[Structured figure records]

-=-=-=-=-

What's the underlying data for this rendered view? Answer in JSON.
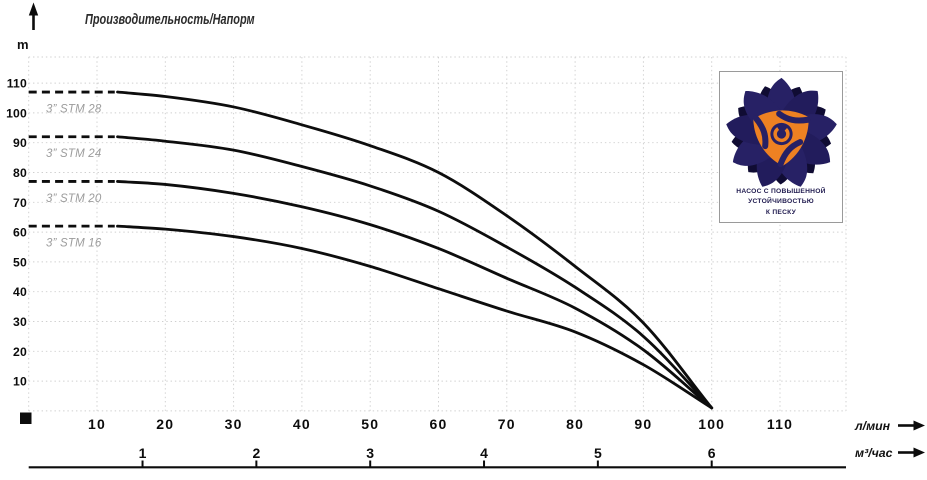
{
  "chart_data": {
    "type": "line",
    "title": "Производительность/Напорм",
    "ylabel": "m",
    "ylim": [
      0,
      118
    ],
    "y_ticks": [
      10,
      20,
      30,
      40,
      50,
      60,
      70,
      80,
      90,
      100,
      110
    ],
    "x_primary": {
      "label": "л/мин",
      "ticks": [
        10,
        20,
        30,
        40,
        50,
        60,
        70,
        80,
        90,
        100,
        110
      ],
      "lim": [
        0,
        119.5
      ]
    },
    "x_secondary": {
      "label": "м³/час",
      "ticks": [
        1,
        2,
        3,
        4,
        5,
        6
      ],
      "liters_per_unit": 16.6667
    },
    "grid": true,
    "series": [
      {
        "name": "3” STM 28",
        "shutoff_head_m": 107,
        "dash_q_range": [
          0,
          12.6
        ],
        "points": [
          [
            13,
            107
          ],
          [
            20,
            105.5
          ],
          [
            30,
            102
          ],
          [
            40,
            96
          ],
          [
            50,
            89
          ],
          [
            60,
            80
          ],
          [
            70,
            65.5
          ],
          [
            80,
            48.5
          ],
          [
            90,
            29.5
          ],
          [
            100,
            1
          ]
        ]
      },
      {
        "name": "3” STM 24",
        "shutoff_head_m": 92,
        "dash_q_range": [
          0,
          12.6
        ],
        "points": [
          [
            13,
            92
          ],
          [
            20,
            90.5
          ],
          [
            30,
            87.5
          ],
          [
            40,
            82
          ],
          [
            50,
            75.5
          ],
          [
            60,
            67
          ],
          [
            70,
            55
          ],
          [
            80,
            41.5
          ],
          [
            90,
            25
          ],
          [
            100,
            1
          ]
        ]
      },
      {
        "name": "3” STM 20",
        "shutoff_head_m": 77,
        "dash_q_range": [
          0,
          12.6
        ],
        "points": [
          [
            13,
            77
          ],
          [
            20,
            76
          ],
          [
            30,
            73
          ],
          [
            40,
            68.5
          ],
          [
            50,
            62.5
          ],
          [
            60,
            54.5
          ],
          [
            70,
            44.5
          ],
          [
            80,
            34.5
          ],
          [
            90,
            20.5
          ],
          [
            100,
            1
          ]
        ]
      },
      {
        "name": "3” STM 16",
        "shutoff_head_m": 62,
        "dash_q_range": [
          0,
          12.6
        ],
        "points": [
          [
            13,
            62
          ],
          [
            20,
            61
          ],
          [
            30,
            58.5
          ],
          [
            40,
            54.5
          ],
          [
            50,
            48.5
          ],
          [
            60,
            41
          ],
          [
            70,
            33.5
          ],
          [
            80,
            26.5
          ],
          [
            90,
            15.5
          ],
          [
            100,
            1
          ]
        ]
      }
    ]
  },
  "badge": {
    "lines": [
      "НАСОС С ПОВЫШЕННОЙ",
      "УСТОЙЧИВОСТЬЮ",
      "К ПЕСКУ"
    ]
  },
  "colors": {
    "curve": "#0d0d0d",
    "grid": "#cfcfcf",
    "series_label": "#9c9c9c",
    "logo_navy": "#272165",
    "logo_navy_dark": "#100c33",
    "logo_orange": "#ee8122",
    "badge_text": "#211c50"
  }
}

-=-=-=-=-

Print every record above exactly as written, leaving out the pictures.

What's the underlying data for this rendered view? Answer in JSON.
{
  "chart_data": {
    "type": "line",
    "title": "Производительность/Напорм",
    "ylabel": "m",
    "ylim": [
      0,
      118
    ],
    "y_ticks": [
      10,
      20,
      30,
      40,
      50,
      60,
      70,
      80,
      90,
      100,
      110
    ],
    "x_primary": {
      "label": "л/мин",
      "ticks": [
        10,
        20,
        30,
        40,
        50,
        60,
        70,
        80,
        90,
        100,
        110
      ],
      "lim": [
        0,
        119.5
      ]
    },
    "x_secondary": {
      "label": "м³/час",
      "ticks": [
        1,
        2,
        3,
        4,
        5,
        6
      ],
      "liters_per_unit": 16.6667
    },
    "grid": true,
    "series": [
      {
        "name": "3” STM 28",
        "shutoff_head_m": 107,
        "dash_q_range": [
          0,
          12.6
        ],
        "points": [
          [
            13,
            107
          ],
          [
            20,
            105.5
          ],
          [
            30,
            102
          ],
          [
            40,
            96
          ],
          [
            50,
            89
          ],
          [
            60,
            80
          ],
          [
            70,
            65.5
          ],
          [
            80,
            48.5
          ],
          [
            90,
            29.5
          ],
          [
            100,
            1
          ]
        ]
      },
      {
        "name": "3” STM 24",
        "shutoff_head_m": 92,
        "dash_q_range": [
          0,
          12.6
        ],
        "points": [
          [
            13,
            92
          ],
          [
            20,
            90.5
          ],
          [
            30,
            87.5
          ],
          [
            40,
            82
          ],
          [
            50,
            75.5
          ],
          [
            60,
            67
          ],
          [
            70,
            55
          ],
          [
            80,
            41.5
          ],
          [
            90,
            25
          ],
          [
            100,
            1
          ]
        ]
      },
      {
        "name": "3” STM 20",
        "shutoff_head_m": 77,
        "dash_q_range": [
          0,
          12.6
        ],
        "points": [
          [
            13,
            77
          ],
          [
            20,
            76
          ],
          [
            30,
            73
          ],
          [
            40,
            68.5
          ],
          [
            50,
            62.5
          ],
          [
            60,
            54.5
          ],
          [
            70,
            44.5
          ],
          [
            80,
            34.5
          ],
          [
            90,
            20.5
          ],
          [
            100,
            1
          ]
        ]
      },
      {
        "name": "3” STM 16",
        "shutoff_head_m": 62,
        "dash_q_range": [
          0,
          12.6
        ],
        "points": [
          [
            13,
            62
          ],
          [
            20,
            61
          ],
          [
            30,
            58.5
          ],
          [
            40,
            54.5
          ],
          [
            50,
            48.5
          ],
          [
            60,
            41
          ],
          [
            70,
            33.5
          ],
          [
            80,
            26.5
          ],
          [
            90,
            15.5
          ],
          [
            100,
            1
          ]
        ]
      }
    ]
  },
  "badge": {
    "lines": [
      "НАСОС С ПОВЫШЕННОЙ",
      "УСТОЙЧИВОСТЬЮ",
      "К ПЕСКУ"
    ]
  },
  "colors": {
    "curve": "#0d0d0d",
    "grid": "#cfcfcf",
    "series_label": "#9c9c9c",
    "logo_navy": "#272165",
    "logo_navy_dark": "#100c33",
    "logo_orange": "#ee8122",
    "badge_text": "#211c50"
  }
}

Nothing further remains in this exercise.